## YOUR OBJECTIVE
Where a line of the material contains the string "调整原有的联系", copy that line.

──────── WORKING DATA ────────

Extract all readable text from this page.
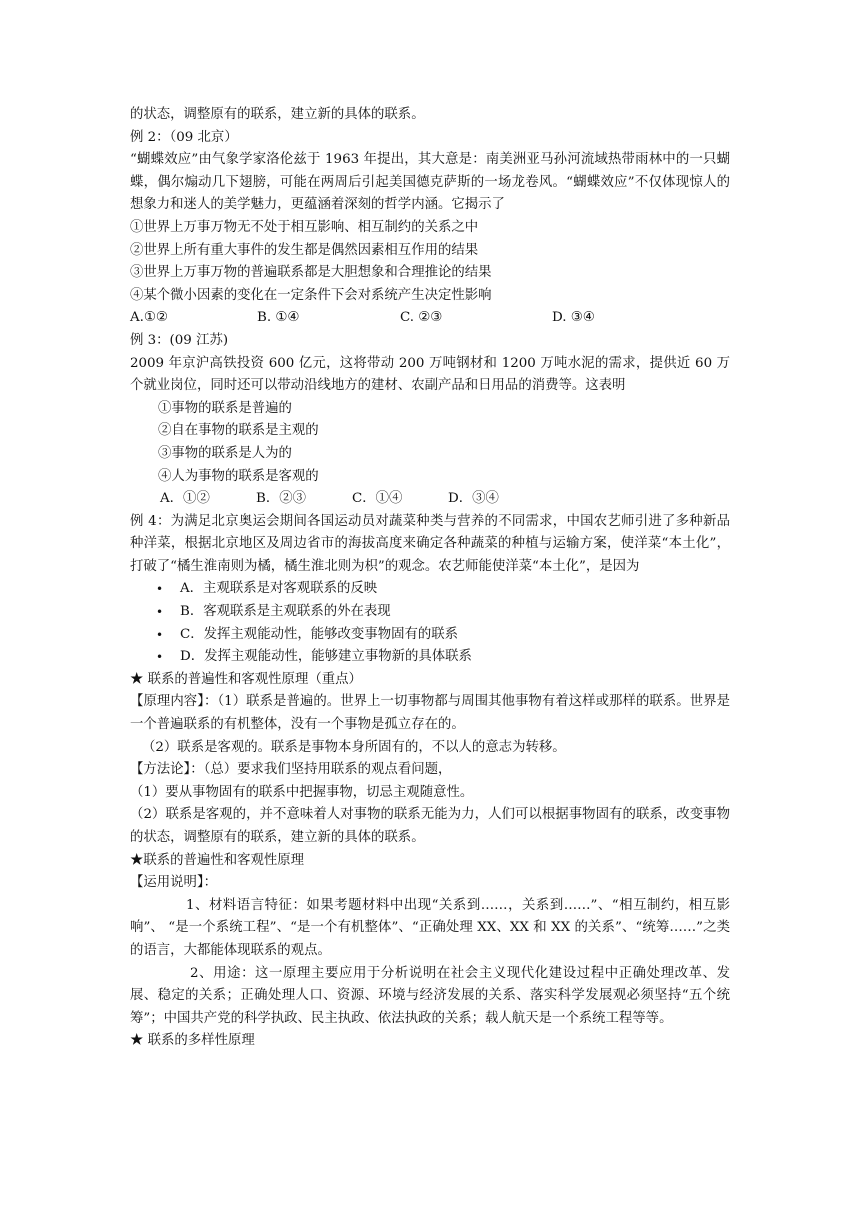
的状态，调整原有的联系，建立新的具体的联系。
例 2：（09 北京）
“蝴蝶效应”由气象学家洛伦兹于 1963 年提出，其大意是：南美洲亚马孙河流域热带雨林中的一只蝴蝶，偶尔煽动几下翅膀，可能在两周后引起美国德克萨斯的一场龙卷风。“蝴蝶效应”不仅体现惊人的想象力和迷人的美学魅力，更蕴涵着深刻的哲学内涵。它揭示了
①世界上万事万物无不处于相互影响、相互制约的关系之中
②世界上所有重大事件的发生都是偶然因素相互作用的结果
③世界上万事万物的普遍联系都是大胆想象和合理推论的结果
④某个微小因素的变化在一定条件下会对系统产生决定性影响
A.①②	B. ①④	C. ②③	D. ③④
例 3：(09 江苏)
2009 年京沪高铁投资 600 亿元，这将带动 200 万吨钢材和 1200 万吨水泥的需求，提供近 60 万个就业岗位，同时还可以带动沿线地方的建材、农副产品和日用品的消费等。这表明
①事物的联系是普遍的
②自在事物的联系是主观的
③事物的联系是人为的
④人为事物的联系是客观的
A．①②	B．②③	C．①④	D．③④
例 4：为满足北京奥运会期间各国运动员对蔬菜种类与营养的不同需求，中国农艺师引进了多种新品种洋菜，根据北京地区及周边省市的海拔高度来确定各种蔬菜的种植与运输方案，使洋菜“本土化”，打破了“橘生淮南则为橘，橘生淮北则为枳”的观念。农艺师能使洋菜“本土化”，是因为
•	A．主观联系是对客观联系的反映
•	B．客观联系是主观联系的外在表现
•	C．发挥主观能动性，能够改变事物固有的联系
•	D．发挥主观能动性，能够建立事物新的具体联系
★ 联系的普遍性和客观性原理（重点）
【原理内容】：（1）联系是普遍的。世界上一切事物都与周围其他事物有着这样或那样的联系。世界是一个普遍联系的有机整体，没有一个事物是孤立存在的。
（2）联系是客观的。联系是事物本身所固有的，不以人的意志为转移。
【方法论】：（总）要求我们坚持用联系的观点看问题，
（1）要从事物固有的联系中把握事物，切忌主观随意性。
（2）联系是客观的，并不意味着人对事物的联系无能为力，人们可以根据事物固有的联系，改变事物的状态，调整原有的联系，建立新的具体的联系。
★联系的普遍性和客观性原理
【运用说明】：
1、材料语言特征：如果考题材料中出现“关系到……，关系到……”、“相互制约，相互影响”、 “是一个系统工程”、“是一个有机整体”、“正确处理 XX、XX 和 XX 的关系”、“统筹……”之类的语言，大都能体现联系的观点。
2、用途：这一原理主要应用于分析说明在社会主义现代化建设过程中正确处理改革、发展、稳定的关系；正确处理人口、资源、环境与经济发展的关系、落实科学发展观必须坚持“五个统筹”；中国共产党的科学执政、民主执政、依法执政的关系；载人航天是一个系统工程等等。
★ 联系的多样性原理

────────

## EXERCISE OUTPUT
的状态，调整原有的联系，建立新的具体的联系。
（2）联系是客观的，并不意味着人对事物的联系无能为力，人们可以根据事物固有的联系，改变事物的状态，调整原有的联系，建立新的具体的联系。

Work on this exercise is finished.